The data:
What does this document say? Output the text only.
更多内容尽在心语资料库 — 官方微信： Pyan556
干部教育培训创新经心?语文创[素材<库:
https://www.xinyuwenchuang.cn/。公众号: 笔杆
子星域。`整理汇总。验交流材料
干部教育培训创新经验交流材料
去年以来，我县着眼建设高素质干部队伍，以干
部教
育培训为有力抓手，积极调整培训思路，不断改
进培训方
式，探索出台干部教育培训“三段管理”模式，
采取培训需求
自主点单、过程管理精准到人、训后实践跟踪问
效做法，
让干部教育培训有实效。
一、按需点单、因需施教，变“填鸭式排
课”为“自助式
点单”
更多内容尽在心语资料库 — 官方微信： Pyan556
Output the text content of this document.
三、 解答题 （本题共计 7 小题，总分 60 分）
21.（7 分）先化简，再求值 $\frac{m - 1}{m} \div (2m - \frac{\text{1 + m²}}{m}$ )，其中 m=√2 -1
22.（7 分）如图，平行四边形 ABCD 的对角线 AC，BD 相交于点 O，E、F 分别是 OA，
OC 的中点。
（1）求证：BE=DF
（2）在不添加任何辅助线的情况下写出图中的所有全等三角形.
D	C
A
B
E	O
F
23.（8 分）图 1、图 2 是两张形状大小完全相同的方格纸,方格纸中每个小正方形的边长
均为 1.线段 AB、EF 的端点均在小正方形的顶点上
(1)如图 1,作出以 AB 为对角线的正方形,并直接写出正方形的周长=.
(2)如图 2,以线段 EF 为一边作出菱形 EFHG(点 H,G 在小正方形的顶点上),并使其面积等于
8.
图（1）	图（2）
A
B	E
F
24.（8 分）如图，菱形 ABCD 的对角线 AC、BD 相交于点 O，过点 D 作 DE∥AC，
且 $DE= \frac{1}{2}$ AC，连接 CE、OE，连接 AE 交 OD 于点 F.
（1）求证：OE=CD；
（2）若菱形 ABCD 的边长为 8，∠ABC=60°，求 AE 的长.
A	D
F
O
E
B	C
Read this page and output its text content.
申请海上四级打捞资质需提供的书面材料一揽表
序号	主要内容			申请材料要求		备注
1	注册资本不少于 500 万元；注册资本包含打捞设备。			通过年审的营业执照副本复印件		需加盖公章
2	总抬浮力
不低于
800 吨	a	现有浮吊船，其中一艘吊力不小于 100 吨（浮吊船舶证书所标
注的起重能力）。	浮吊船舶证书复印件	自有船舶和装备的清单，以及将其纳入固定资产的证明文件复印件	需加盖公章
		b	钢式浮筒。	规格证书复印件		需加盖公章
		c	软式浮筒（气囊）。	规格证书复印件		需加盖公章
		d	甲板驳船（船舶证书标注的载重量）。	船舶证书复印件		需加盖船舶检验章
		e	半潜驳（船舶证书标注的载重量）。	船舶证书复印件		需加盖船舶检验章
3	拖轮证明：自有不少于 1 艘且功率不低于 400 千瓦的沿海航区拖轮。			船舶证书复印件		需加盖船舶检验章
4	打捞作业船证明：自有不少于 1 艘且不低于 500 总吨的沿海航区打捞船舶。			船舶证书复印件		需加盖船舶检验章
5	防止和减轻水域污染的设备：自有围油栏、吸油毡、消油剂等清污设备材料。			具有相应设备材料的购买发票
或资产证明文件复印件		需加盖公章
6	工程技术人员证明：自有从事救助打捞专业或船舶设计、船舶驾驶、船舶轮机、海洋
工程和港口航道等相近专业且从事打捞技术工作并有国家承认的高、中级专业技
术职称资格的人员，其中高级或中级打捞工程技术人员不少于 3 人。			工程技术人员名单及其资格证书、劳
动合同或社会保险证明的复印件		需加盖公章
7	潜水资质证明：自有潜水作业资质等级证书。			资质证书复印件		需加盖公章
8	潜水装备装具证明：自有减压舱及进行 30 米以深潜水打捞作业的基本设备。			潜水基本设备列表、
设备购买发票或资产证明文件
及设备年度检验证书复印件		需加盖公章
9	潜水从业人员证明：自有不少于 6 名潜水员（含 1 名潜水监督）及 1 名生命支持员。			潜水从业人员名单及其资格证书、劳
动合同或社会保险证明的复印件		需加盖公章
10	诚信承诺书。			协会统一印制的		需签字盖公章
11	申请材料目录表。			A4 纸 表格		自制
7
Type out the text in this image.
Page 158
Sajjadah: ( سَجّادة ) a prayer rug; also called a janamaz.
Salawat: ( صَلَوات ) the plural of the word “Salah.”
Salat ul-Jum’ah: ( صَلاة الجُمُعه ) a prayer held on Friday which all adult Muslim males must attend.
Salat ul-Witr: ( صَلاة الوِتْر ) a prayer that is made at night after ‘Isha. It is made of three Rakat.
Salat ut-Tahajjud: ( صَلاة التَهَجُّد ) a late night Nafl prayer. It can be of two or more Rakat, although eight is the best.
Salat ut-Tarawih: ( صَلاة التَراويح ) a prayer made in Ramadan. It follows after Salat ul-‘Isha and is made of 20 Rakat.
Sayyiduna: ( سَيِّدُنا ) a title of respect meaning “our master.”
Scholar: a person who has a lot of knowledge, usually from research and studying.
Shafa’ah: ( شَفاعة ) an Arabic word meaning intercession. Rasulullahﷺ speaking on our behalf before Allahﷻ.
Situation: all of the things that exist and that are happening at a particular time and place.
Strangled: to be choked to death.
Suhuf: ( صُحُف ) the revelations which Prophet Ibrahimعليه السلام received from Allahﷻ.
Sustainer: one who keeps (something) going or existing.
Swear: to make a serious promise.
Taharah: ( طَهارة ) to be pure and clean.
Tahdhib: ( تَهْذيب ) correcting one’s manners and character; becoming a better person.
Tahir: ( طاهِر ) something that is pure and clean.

Task directions:
Go through the lines above. Select every one that has the string "from".

In response:
Scholar: a person who has a lot of knowledge, usually from research and studying.
Suhuf: ( صُحُف ) the revelations which Prophet Ibrahimعليه السلام received from Allahﷻ.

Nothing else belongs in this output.